* What to do:
Copy, from the entries below, each line in which the string "Ваша" appears.

(Dataset excerpt)
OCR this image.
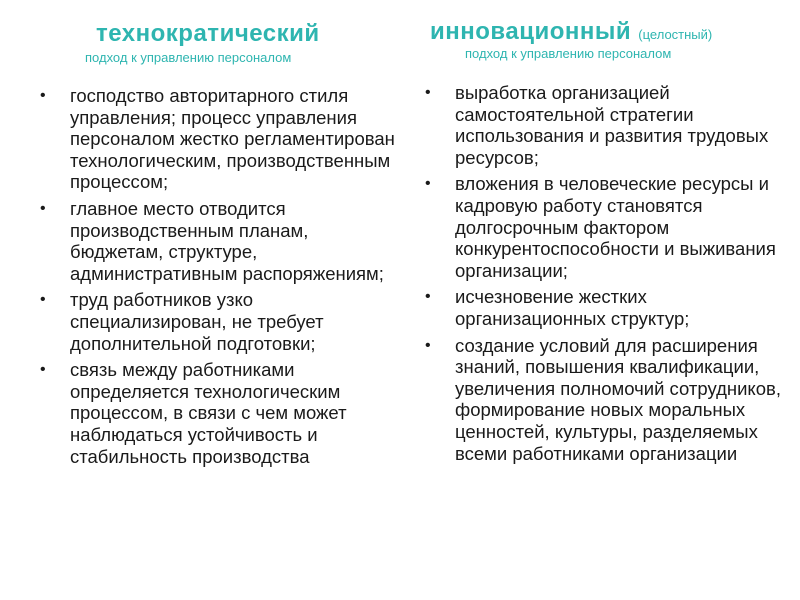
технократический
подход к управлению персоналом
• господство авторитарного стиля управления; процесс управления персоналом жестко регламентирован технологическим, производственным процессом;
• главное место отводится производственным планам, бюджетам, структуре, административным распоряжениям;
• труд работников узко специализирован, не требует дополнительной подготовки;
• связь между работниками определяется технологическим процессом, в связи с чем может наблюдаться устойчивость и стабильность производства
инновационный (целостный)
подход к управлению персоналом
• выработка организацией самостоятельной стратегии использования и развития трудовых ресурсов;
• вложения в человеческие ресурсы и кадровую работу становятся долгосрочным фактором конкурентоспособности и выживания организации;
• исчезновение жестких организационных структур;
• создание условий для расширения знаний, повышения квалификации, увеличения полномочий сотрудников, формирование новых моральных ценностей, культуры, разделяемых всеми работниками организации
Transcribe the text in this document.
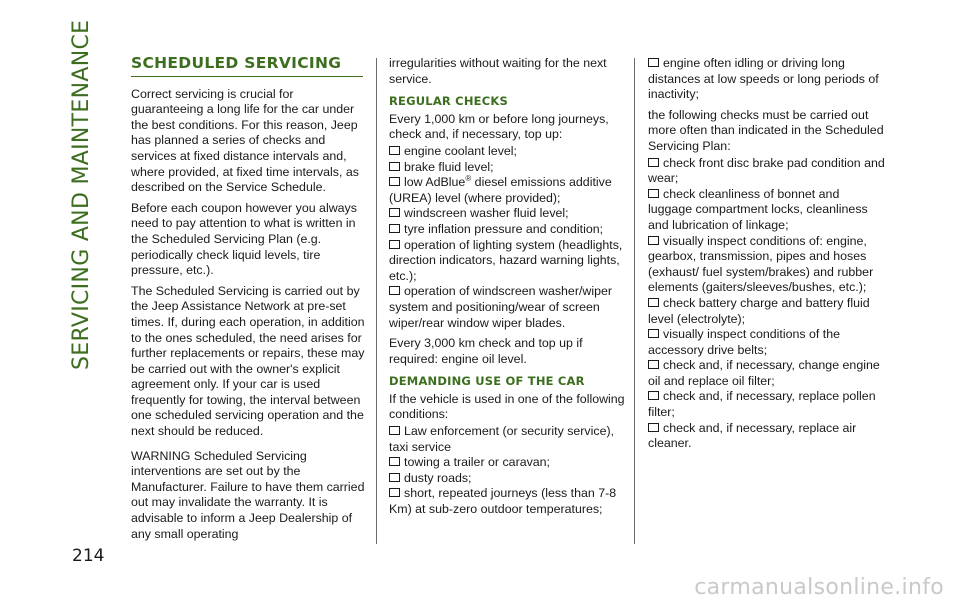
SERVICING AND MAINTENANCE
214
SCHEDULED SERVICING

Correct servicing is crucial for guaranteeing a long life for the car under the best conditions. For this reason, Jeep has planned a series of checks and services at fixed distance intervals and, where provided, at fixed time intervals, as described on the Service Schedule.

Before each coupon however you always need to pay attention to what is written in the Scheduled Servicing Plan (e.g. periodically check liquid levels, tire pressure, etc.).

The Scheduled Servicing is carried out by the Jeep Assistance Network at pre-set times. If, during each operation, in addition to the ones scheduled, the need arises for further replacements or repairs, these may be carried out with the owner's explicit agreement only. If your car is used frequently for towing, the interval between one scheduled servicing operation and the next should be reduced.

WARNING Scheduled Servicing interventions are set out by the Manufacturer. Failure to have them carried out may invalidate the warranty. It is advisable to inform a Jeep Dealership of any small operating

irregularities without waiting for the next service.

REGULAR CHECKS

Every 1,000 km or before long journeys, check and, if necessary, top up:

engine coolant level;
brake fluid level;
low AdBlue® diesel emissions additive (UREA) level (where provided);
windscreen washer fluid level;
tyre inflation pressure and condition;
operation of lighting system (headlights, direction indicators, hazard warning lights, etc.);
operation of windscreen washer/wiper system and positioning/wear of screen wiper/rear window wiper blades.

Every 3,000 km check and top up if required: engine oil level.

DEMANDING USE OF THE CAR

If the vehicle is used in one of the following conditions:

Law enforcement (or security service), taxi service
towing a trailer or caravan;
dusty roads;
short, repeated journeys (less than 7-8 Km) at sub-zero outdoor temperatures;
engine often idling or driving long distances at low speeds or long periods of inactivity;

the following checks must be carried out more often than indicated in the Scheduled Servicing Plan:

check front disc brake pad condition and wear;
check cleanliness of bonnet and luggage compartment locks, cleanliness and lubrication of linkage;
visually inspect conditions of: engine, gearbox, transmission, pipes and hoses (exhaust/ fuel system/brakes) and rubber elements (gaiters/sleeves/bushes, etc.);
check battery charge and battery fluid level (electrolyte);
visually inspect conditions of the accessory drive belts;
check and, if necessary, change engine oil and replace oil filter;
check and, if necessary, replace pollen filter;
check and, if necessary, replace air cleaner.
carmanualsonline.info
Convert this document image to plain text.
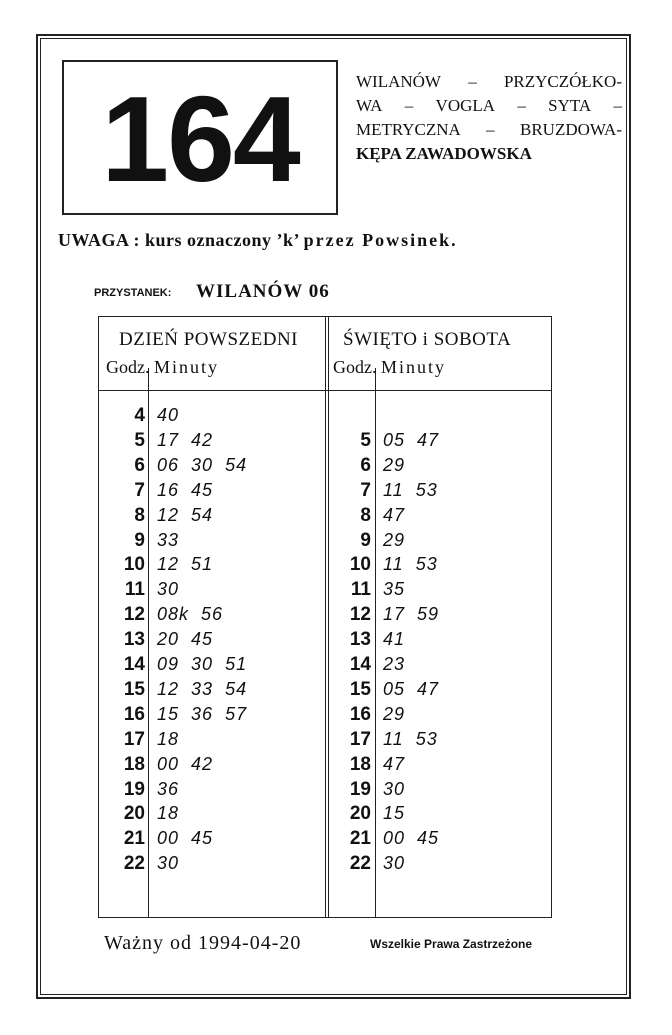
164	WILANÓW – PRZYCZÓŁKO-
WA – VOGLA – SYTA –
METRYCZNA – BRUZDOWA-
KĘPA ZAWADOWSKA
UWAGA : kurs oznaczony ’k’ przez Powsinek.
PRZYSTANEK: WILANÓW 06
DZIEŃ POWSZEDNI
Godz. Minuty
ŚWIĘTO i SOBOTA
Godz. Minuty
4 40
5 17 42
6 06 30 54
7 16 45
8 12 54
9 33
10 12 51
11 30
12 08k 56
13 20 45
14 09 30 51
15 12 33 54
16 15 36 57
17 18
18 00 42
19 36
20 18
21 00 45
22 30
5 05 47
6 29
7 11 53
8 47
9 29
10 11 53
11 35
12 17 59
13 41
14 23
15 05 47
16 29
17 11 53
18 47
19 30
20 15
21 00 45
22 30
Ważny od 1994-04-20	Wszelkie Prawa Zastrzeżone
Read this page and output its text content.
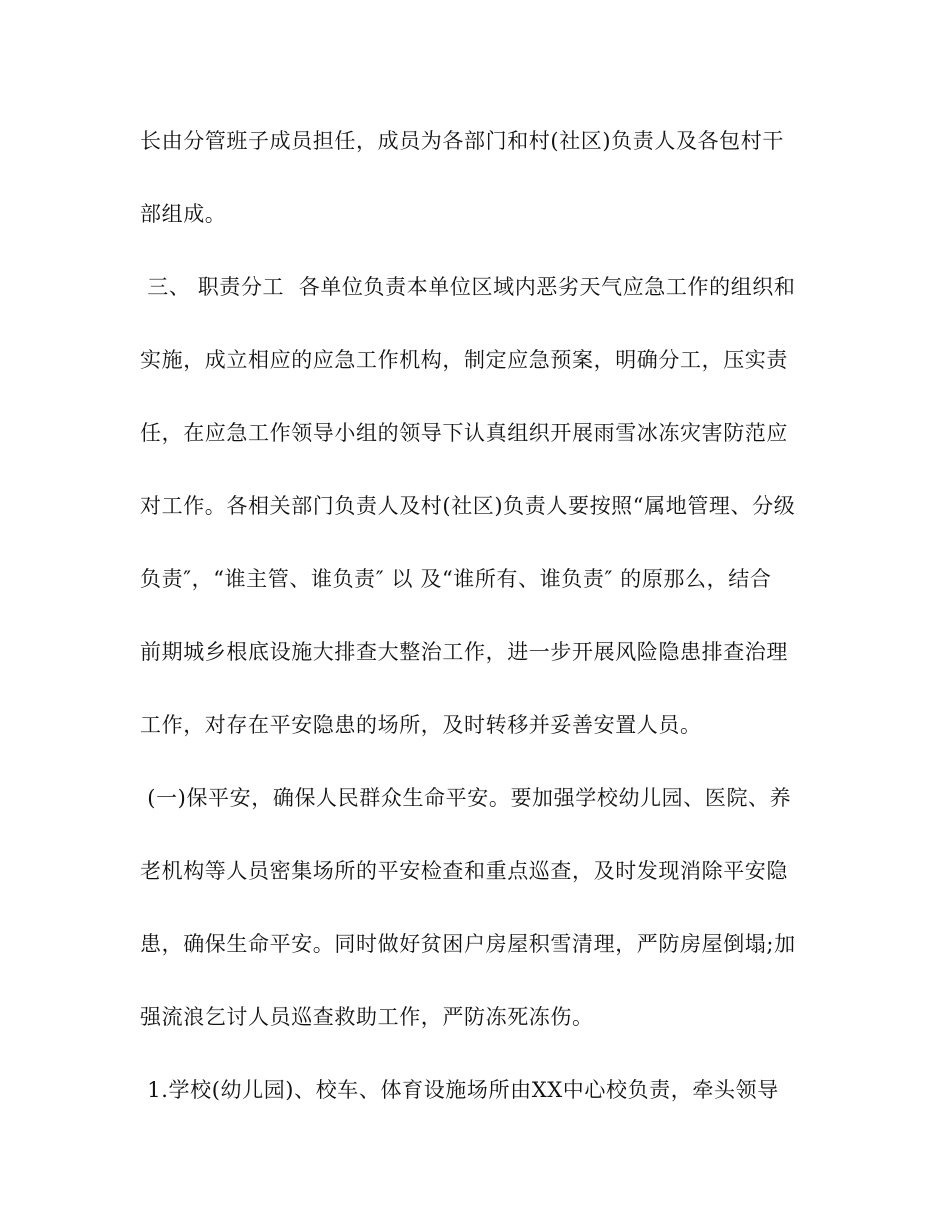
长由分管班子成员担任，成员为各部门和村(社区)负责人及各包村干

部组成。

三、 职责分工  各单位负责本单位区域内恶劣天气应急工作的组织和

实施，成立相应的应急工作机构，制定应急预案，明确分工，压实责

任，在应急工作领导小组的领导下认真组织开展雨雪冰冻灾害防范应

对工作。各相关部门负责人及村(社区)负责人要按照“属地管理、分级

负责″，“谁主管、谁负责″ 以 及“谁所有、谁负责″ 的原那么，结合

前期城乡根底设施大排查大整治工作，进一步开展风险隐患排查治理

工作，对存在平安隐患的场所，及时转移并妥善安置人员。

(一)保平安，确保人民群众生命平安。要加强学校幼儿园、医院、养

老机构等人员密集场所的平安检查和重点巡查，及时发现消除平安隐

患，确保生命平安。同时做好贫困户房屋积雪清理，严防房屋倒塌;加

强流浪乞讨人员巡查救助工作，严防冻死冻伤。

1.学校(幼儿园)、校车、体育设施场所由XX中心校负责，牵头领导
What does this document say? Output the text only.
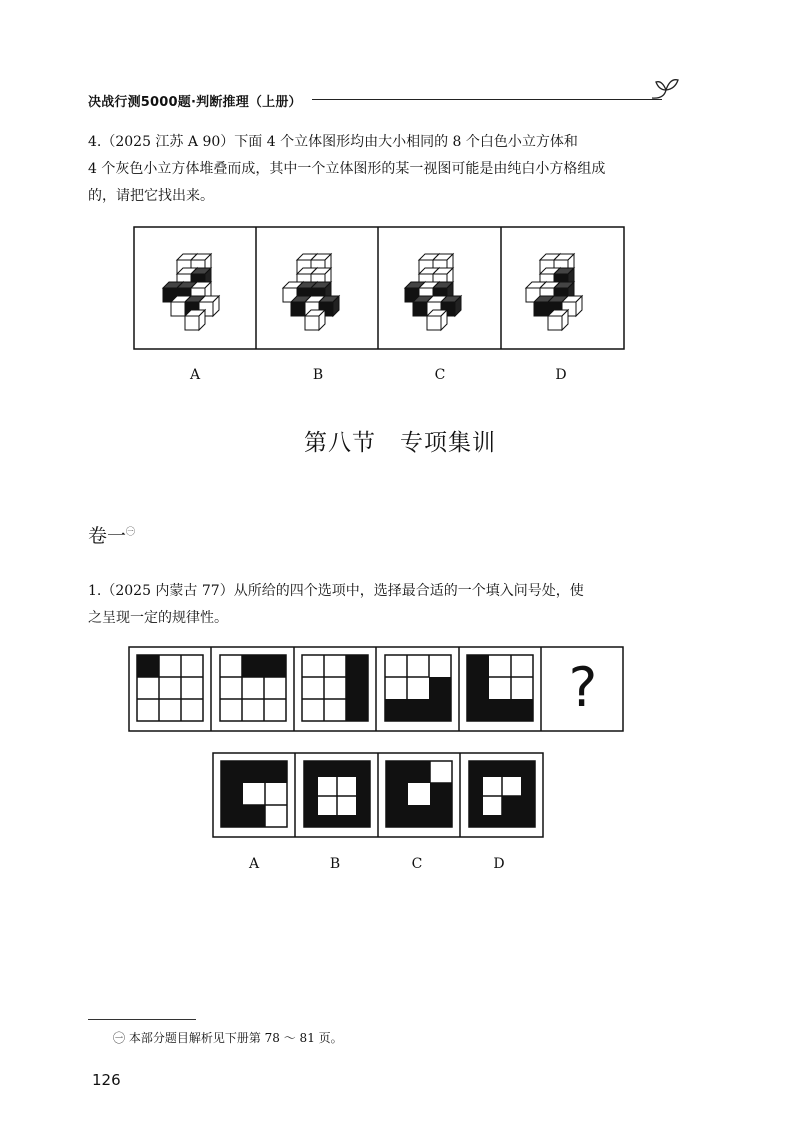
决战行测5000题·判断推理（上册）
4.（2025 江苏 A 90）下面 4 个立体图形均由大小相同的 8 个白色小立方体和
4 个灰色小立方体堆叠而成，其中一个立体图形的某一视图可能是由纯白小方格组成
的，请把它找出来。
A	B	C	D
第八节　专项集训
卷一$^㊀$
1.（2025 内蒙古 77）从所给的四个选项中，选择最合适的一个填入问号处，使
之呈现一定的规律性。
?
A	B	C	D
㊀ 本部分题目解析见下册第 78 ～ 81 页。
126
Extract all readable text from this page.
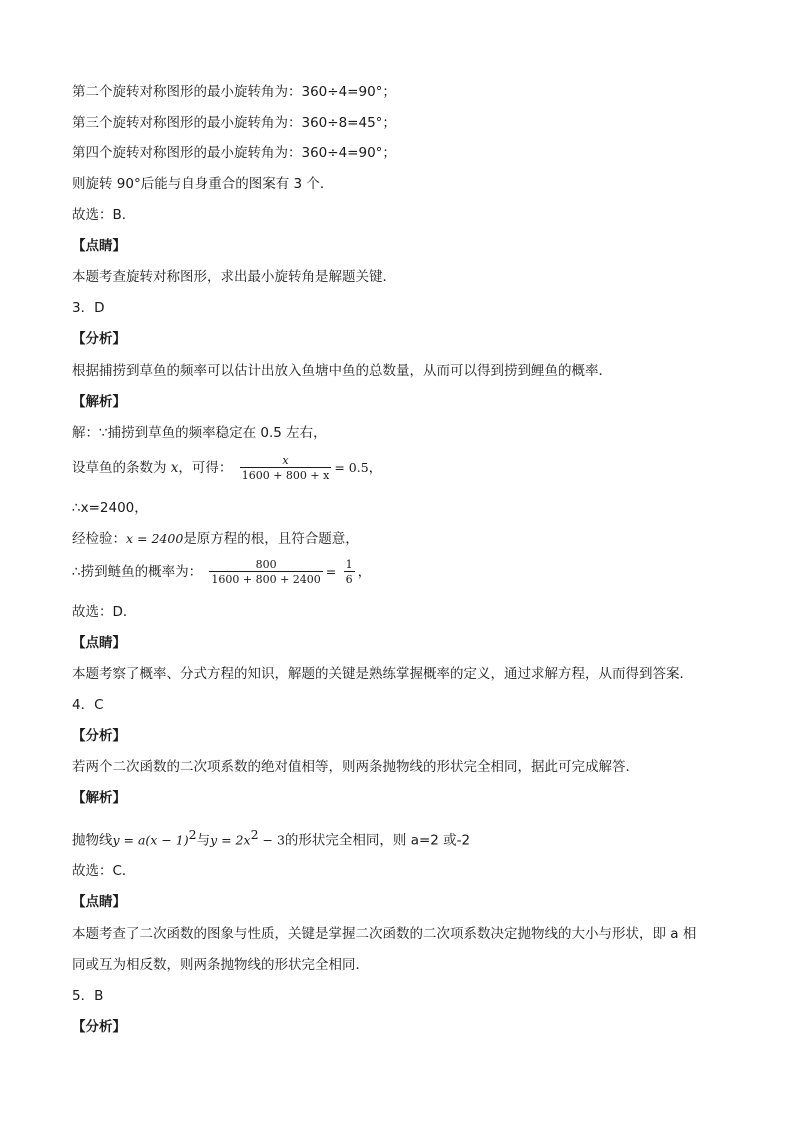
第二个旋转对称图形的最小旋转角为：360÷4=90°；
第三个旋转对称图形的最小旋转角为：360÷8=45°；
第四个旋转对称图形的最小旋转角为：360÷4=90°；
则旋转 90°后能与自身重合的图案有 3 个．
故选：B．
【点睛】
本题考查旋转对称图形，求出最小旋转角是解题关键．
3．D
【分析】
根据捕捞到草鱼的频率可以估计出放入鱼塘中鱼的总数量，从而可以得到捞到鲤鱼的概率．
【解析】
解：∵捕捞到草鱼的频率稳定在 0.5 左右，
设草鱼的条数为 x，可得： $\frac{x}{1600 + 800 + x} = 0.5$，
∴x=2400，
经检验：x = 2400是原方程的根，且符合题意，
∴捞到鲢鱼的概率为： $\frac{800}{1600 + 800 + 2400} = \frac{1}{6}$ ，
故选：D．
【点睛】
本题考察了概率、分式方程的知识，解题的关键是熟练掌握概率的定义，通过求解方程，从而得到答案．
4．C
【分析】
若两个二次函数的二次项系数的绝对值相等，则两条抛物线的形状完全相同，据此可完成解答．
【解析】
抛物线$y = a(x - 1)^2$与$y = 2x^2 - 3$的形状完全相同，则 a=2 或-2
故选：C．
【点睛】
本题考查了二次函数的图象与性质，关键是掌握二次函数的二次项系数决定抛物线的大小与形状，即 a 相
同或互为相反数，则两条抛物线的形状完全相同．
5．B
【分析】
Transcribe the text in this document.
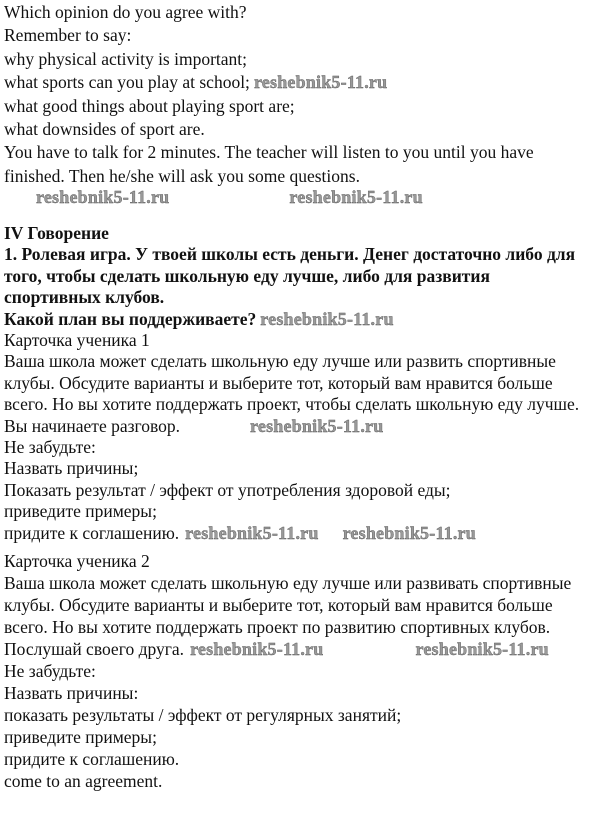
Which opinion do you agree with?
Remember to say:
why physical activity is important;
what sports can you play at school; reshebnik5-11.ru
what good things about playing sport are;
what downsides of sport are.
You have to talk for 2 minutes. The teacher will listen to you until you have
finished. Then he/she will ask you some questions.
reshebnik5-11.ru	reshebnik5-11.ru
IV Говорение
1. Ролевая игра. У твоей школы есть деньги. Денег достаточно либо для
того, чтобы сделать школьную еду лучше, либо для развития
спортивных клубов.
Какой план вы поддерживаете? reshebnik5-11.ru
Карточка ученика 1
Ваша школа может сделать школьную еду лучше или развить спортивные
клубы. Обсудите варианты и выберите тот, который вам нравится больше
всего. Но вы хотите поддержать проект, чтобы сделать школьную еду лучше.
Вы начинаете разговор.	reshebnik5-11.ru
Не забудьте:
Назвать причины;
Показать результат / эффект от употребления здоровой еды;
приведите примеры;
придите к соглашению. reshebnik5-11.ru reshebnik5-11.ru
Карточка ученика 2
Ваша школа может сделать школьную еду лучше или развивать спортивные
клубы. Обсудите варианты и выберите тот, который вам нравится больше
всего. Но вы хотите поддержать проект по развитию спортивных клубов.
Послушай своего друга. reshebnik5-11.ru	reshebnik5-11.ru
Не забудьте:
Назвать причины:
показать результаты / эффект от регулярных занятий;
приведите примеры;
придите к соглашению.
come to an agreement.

* Answer to this problem:
Ваша школа может сделать школьную еду лучше или развить спортивные
Ваша школа может сделать школьную еду лучше или развивать спортивные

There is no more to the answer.